SELECTED TEXT:
+ + + + +

Court will hear lawsuit over Iowa voter roll maintenance

Yesterday a Polk County District Court judge denied Iowa Secretary of State Matt Schultz’s request to dismiss a lawsuit over emergency rules on checking Iowa’s voter rolls for non-citizens.

Meanwhile, on Tuesday Schultz answered questions about the rules at the Iowa legislature’s Administrative Rules Review Committee meeting. His responses didn’t impress the Democratic lawmakers on that committee.

Background: the American Civil Liberties Union of Iowa and the League of United Latin American Citizens filed suit in early August over two rules Schultz enacted using emergency procedures in July.

The first voter suppression rule allows Schultz to purge Iowa’s voter registration list by comparing with it unspecified federal and state agency lists. Schultz has not specified which lists he is using. “The public has no way to be sure he’s using accurate, up-to-date information to remove voters from Iowa’s voter lists,” said ACLU of Iowa Executive Director Ben Stone. “The potential for erroneous information is huge.”

The second voter suppression rule would create a new, unreliable way for people to make voter fraud complaints to the Secretary of State’s office. The new method would skirt Iowa law by removing a requirement that the person swear to the truth of their allegation, with criminal penalties for false reports.

Attorney General Tom Miller is defending Schultz in the lawsuit and filed a motion to dismiss on the following grounds:

Schultz wrote that due to the time constraints of the upcoming general election and the statutory deadline for challenging voter registration, he determined that good cause existed to forego notice and public comment on the rules he implemented to facilitate the state’s access to the SAVE [Systematic Alien Verification for Entitlements] program.

+ + + + +

LISTING:
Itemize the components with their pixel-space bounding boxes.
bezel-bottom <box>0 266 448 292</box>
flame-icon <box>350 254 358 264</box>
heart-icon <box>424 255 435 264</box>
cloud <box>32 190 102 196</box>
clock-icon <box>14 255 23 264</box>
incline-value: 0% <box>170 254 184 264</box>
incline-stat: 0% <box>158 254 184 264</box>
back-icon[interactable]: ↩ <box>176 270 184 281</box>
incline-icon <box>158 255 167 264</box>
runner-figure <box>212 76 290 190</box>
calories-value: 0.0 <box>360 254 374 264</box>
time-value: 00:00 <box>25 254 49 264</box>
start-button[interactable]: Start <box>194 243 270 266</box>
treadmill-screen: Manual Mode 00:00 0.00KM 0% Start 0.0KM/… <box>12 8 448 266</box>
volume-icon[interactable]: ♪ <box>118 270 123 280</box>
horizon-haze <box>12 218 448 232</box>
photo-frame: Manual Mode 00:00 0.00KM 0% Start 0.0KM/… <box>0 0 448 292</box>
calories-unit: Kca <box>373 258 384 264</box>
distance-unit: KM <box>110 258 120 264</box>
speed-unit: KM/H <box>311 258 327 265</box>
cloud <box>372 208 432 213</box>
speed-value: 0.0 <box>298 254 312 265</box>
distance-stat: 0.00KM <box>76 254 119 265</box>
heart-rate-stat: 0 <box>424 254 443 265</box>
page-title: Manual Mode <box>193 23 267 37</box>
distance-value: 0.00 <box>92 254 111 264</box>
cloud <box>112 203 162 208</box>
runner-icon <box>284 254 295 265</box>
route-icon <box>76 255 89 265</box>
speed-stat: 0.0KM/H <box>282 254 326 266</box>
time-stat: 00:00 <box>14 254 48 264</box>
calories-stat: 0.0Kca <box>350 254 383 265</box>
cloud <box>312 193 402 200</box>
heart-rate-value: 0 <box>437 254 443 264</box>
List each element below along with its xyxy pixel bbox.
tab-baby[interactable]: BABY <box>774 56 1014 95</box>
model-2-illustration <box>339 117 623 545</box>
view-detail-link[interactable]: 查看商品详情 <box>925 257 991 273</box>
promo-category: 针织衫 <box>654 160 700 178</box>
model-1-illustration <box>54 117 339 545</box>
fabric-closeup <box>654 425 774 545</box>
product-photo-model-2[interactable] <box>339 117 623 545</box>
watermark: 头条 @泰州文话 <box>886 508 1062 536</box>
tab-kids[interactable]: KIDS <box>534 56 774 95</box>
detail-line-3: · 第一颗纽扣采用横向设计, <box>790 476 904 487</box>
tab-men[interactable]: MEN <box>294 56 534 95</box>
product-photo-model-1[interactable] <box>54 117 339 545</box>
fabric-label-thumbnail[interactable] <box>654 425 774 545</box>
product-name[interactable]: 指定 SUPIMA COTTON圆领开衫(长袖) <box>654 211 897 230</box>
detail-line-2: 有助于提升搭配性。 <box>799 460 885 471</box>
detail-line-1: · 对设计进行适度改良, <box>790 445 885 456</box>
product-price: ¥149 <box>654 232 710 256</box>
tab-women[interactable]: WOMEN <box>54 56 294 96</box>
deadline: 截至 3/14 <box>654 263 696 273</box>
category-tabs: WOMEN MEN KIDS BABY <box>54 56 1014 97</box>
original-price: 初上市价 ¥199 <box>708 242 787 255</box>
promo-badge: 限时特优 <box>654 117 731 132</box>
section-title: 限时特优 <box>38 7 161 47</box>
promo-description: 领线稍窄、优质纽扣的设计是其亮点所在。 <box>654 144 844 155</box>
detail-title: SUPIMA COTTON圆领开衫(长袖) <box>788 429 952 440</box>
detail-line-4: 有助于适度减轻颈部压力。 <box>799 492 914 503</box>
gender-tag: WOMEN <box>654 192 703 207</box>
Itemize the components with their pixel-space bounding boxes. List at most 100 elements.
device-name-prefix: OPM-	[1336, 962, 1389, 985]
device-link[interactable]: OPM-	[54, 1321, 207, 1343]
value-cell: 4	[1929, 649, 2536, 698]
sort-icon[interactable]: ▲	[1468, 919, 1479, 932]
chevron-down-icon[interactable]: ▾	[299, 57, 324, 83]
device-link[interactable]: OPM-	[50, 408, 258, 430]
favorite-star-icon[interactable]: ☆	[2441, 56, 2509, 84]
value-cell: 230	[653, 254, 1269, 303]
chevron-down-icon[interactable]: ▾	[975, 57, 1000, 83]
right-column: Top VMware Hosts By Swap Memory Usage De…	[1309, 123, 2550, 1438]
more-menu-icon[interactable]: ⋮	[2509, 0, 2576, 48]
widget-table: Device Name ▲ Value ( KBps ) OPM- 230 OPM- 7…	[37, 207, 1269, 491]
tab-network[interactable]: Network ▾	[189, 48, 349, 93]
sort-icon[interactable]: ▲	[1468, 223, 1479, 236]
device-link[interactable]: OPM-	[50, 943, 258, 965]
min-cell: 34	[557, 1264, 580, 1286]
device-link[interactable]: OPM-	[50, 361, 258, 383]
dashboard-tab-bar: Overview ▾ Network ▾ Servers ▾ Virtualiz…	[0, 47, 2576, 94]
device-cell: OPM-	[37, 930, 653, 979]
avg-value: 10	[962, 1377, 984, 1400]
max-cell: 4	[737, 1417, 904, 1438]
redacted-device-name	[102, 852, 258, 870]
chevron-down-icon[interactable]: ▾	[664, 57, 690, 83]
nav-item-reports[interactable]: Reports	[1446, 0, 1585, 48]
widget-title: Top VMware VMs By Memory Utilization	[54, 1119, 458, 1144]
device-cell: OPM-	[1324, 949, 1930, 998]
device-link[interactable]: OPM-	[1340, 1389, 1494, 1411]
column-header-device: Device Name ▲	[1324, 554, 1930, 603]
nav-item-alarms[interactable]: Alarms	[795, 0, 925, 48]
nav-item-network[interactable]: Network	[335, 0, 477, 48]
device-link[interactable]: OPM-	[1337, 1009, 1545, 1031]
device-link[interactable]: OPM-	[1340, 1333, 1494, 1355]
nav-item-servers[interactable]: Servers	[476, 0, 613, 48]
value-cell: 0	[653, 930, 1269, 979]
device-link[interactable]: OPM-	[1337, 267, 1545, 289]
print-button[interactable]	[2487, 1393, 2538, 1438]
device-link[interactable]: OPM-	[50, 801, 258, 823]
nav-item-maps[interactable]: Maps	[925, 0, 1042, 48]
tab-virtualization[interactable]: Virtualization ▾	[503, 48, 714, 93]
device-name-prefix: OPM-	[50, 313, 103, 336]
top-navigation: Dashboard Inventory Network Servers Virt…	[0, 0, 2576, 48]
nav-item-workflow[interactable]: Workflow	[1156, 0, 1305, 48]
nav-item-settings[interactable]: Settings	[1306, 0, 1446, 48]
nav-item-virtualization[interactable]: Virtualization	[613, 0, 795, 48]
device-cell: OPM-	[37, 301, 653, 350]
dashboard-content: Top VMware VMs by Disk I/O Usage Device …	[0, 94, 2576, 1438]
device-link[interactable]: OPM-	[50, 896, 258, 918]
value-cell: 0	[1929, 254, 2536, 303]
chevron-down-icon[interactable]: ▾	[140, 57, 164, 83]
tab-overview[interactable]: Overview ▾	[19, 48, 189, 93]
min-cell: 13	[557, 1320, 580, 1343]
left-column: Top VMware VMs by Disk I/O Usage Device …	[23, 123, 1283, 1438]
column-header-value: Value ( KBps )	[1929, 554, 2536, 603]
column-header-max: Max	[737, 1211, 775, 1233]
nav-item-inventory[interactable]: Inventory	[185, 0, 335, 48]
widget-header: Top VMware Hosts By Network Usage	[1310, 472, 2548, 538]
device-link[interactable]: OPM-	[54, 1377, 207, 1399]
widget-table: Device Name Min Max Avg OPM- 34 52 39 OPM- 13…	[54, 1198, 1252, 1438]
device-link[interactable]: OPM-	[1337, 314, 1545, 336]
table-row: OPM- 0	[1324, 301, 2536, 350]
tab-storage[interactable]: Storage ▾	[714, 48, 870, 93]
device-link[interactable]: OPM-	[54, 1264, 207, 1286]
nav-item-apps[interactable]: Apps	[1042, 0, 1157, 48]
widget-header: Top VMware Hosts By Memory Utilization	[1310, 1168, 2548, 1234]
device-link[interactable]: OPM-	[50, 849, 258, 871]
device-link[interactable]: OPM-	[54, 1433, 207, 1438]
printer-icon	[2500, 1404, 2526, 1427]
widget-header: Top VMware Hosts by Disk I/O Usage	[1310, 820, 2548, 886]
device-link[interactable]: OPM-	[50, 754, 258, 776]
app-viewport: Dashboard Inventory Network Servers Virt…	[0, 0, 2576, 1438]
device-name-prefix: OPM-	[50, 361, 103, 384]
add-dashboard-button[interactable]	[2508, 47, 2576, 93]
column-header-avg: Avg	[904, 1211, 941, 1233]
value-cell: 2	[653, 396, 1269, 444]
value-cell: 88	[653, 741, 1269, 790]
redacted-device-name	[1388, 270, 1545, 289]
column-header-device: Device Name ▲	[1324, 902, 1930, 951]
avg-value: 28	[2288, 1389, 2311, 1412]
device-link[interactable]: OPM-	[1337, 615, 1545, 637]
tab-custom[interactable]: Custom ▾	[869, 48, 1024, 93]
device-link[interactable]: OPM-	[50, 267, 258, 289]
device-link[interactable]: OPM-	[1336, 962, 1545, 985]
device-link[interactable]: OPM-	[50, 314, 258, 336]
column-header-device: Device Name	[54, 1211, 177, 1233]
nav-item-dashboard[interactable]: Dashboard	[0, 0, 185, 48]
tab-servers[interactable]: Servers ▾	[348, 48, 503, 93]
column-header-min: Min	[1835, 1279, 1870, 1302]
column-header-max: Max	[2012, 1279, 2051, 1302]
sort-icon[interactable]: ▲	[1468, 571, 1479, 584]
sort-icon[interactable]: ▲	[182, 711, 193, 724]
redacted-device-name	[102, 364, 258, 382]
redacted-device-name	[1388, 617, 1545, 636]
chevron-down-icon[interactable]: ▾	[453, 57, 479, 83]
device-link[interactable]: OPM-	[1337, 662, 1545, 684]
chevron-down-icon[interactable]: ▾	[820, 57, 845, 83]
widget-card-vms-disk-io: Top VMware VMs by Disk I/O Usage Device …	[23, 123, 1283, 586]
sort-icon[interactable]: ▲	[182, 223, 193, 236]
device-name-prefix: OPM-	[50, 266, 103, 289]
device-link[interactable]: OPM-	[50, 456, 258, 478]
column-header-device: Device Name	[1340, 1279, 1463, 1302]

+ + + + +

TASK TO CARRY OUT:
Please retype, word for word, the part of the Iowa voter roll article above that opens with the words "Court will hear" and closes with "on that committee.".

SOLVED PROBLEM:
Court will hear lawsuit over Iowa voter roll maintenance

Yesterday a Polk County District Court judge denied Iowa Secretary of State Matt Schultz’s request to dismiss a lawsuit over emergency rules on checking Iowa’s voter rolls for non-citizens.

Meanwhile, on Tuesday Schultz answered questions about the rules at the Iowa legislature’s Administrative Rules Review Committee meeting. His responses didn’t impress the Democratic lawmakers on that committee.